* [WHAT YOU HAVE TO DO]: Copy each line that has the string "document" somewhere in it.

* [GIVEN ENTRIES]:
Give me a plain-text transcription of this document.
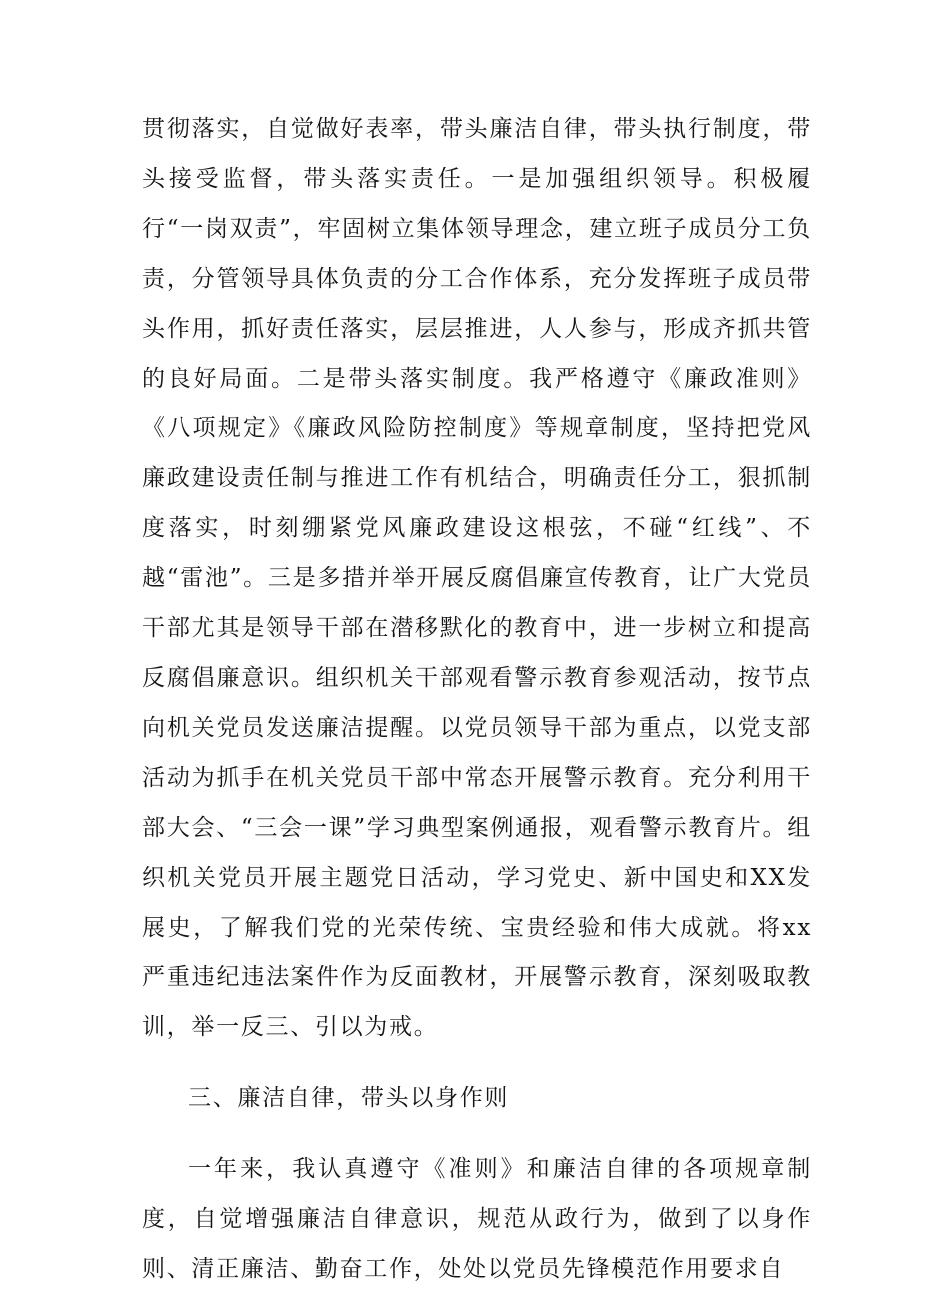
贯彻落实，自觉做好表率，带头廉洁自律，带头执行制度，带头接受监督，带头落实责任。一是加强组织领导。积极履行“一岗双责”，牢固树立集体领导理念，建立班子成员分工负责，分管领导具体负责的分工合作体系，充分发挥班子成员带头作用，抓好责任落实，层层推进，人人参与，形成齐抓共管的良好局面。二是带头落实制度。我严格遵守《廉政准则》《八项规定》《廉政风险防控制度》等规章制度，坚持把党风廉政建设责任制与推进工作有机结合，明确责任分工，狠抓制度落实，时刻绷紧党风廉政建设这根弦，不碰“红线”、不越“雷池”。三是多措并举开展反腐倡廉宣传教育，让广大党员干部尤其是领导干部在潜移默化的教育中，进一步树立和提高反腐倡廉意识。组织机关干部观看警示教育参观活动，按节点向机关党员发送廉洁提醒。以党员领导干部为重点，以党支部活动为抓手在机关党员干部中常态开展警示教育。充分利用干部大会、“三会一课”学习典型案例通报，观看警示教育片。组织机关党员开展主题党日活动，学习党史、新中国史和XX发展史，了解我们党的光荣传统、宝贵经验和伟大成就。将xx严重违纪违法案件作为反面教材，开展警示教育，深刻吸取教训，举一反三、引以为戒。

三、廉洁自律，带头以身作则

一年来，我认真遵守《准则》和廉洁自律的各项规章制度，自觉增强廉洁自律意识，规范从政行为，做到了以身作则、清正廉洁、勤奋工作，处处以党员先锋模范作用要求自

* * *

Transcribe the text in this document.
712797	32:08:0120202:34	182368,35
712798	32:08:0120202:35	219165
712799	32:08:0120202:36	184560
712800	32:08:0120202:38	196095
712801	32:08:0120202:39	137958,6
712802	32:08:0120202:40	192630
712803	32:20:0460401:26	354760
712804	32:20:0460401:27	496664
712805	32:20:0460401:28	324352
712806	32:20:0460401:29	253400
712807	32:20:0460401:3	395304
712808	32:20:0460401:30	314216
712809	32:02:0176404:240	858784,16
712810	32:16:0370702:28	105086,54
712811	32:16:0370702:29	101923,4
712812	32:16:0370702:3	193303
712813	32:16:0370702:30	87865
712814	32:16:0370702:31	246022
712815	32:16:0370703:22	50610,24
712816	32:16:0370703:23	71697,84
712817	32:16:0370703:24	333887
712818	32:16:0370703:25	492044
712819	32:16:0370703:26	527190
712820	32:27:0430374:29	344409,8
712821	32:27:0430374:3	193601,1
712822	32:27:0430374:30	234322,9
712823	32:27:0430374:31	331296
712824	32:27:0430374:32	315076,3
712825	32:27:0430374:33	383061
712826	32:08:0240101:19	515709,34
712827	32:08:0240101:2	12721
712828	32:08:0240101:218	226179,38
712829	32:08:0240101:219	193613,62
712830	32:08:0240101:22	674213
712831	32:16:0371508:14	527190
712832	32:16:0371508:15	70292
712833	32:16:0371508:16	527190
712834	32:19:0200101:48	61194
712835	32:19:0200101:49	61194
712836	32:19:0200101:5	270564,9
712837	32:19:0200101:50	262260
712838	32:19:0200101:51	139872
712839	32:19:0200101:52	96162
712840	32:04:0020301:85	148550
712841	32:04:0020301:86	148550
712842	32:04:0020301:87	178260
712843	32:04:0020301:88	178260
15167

* [TASK OUTPUT]:
Give me a plain-text transcription of this document.
Transcribe the text in this document.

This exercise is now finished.